Begin Data provided

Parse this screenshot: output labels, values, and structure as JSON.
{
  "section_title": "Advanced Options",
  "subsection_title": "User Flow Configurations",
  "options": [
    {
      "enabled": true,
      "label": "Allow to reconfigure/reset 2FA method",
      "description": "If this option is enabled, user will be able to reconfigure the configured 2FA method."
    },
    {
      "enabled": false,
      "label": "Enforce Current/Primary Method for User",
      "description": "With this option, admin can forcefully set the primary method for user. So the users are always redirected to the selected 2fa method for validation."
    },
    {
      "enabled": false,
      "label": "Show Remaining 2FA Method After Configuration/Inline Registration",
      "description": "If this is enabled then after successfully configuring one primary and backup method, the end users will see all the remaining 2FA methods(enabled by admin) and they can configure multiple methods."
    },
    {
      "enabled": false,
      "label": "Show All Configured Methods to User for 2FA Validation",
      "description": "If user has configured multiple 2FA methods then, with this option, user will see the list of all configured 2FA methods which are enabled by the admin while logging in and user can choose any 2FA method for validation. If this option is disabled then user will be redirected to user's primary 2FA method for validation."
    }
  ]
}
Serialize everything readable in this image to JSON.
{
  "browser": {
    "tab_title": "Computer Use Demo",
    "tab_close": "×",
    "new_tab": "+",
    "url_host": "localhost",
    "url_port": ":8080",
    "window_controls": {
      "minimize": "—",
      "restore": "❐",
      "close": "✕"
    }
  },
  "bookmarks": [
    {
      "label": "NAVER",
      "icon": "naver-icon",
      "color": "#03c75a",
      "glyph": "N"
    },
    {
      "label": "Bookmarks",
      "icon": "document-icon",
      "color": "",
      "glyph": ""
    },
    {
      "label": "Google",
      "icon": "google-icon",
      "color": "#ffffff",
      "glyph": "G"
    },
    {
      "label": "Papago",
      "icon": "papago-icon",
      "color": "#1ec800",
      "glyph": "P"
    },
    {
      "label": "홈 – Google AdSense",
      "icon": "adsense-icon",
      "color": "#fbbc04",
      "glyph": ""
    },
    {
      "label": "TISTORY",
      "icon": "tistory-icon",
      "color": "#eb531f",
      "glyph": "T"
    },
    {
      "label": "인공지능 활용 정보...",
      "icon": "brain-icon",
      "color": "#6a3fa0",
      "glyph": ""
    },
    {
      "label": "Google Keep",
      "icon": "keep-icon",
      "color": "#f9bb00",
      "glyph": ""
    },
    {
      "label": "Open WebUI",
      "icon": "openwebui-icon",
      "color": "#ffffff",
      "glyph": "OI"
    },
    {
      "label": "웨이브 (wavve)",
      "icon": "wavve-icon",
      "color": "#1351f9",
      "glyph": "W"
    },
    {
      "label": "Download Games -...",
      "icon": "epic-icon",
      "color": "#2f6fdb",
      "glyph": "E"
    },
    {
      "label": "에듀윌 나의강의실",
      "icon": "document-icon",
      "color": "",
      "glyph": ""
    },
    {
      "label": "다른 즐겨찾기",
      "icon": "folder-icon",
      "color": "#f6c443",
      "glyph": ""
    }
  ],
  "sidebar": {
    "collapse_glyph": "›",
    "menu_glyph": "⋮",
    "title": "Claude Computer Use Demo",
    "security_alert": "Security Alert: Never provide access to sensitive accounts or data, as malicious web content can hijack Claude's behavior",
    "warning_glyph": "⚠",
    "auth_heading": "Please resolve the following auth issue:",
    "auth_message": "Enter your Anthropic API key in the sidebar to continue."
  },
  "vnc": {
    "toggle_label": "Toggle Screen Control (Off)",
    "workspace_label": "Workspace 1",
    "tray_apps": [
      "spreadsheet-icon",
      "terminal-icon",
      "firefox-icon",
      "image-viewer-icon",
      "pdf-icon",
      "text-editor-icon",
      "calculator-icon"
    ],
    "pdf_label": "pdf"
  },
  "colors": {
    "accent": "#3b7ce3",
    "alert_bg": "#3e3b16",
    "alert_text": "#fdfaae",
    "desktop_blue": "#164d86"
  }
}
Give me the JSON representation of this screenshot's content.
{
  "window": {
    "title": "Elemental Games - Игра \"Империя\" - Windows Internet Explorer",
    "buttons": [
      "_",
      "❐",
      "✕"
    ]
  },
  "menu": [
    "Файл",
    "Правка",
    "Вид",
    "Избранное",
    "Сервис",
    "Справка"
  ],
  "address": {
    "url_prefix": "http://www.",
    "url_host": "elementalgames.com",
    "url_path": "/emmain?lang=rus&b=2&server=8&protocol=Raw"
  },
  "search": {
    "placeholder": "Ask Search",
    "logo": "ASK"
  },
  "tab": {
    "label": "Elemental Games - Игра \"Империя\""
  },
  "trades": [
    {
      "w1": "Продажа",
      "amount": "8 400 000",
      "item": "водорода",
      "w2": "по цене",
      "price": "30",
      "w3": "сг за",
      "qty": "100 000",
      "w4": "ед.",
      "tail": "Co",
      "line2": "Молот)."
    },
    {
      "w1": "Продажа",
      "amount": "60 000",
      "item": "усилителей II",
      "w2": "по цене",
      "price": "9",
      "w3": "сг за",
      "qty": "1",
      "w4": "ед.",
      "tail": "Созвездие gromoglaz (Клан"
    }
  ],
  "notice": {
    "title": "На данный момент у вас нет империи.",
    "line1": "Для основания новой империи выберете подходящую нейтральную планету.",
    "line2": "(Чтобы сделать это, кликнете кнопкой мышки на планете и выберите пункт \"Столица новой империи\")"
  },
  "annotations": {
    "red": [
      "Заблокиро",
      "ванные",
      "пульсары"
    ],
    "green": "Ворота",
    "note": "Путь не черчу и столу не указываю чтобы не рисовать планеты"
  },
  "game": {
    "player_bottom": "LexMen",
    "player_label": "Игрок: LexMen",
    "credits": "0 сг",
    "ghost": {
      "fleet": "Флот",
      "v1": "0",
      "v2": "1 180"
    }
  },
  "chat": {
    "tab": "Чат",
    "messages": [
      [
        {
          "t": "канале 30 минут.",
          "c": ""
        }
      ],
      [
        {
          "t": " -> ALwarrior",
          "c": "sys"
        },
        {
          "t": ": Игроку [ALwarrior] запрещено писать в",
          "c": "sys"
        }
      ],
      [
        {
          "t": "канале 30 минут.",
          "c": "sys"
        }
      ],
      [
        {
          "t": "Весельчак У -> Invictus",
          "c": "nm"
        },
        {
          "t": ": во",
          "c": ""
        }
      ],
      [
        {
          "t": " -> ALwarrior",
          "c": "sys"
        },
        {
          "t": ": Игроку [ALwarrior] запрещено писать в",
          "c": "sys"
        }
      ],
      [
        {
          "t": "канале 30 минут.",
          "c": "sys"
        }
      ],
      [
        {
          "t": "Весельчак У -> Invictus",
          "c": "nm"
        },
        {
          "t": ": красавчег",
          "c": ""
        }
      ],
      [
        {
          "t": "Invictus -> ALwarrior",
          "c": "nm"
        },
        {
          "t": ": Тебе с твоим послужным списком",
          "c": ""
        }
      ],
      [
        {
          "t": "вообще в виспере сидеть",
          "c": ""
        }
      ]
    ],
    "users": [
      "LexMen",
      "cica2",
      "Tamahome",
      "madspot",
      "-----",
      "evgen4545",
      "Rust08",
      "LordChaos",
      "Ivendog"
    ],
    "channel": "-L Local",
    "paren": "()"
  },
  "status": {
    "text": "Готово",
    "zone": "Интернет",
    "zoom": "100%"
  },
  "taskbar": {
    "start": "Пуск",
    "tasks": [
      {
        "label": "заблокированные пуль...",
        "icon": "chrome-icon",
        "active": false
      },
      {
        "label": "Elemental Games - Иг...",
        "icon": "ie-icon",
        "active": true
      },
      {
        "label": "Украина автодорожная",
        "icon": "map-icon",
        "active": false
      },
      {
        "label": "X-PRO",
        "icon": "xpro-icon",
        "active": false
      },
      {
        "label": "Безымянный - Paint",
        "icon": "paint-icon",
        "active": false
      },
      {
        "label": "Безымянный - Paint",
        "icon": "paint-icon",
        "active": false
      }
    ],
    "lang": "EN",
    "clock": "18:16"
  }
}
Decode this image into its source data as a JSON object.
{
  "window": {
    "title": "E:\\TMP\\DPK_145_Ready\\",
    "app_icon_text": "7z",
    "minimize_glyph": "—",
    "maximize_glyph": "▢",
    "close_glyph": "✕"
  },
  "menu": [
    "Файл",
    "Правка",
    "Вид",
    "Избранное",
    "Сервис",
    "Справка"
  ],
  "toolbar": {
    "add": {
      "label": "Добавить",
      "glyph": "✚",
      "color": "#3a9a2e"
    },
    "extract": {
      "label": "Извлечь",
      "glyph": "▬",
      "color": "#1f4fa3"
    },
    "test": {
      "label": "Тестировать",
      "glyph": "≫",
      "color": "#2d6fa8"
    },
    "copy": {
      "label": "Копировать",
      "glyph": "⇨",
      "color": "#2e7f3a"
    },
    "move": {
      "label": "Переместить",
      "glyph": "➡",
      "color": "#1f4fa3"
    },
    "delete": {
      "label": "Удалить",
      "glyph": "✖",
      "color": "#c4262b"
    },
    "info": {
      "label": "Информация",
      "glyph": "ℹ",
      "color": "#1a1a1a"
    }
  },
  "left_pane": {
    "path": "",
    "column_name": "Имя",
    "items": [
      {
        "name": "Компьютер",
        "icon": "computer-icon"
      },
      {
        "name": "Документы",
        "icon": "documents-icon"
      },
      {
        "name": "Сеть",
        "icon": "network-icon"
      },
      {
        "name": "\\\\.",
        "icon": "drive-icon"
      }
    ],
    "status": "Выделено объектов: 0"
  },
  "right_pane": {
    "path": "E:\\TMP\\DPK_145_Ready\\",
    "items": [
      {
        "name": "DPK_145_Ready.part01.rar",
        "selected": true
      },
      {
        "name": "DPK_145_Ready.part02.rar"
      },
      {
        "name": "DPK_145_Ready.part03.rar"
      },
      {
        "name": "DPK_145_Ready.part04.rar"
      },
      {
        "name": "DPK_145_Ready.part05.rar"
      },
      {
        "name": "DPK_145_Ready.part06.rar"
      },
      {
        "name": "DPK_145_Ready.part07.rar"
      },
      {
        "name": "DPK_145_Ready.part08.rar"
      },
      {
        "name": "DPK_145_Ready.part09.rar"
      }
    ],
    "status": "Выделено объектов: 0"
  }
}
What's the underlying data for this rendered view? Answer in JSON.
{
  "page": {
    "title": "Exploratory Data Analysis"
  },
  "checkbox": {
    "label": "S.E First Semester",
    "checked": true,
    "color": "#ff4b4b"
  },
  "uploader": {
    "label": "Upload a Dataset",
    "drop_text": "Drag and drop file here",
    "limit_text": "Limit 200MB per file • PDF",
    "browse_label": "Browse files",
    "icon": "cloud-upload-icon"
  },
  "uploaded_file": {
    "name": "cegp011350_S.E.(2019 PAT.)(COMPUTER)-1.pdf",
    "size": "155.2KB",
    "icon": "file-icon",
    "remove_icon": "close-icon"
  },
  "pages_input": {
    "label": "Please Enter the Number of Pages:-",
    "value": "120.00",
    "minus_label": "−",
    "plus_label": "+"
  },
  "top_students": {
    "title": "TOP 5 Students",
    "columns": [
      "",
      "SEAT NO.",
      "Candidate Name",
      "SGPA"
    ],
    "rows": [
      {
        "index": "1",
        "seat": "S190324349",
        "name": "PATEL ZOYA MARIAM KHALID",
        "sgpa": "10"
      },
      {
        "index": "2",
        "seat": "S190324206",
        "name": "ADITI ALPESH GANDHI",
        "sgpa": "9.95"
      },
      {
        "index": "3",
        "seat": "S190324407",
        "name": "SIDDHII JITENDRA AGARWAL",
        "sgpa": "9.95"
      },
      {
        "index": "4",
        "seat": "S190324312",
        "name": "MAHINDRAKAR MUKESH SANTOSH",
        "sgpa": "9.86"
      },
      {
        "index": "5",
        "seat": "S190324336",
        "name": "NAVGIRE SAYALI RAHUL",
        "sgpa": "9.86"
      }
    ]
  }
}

End Data provided

* Aim of the task: Show, from the material above, each line that includes the string "lang".

* Result:
    "url_path": "/emmain?lang=rus&b=2&server=8&protocol=Raw"
    "lang": "EN",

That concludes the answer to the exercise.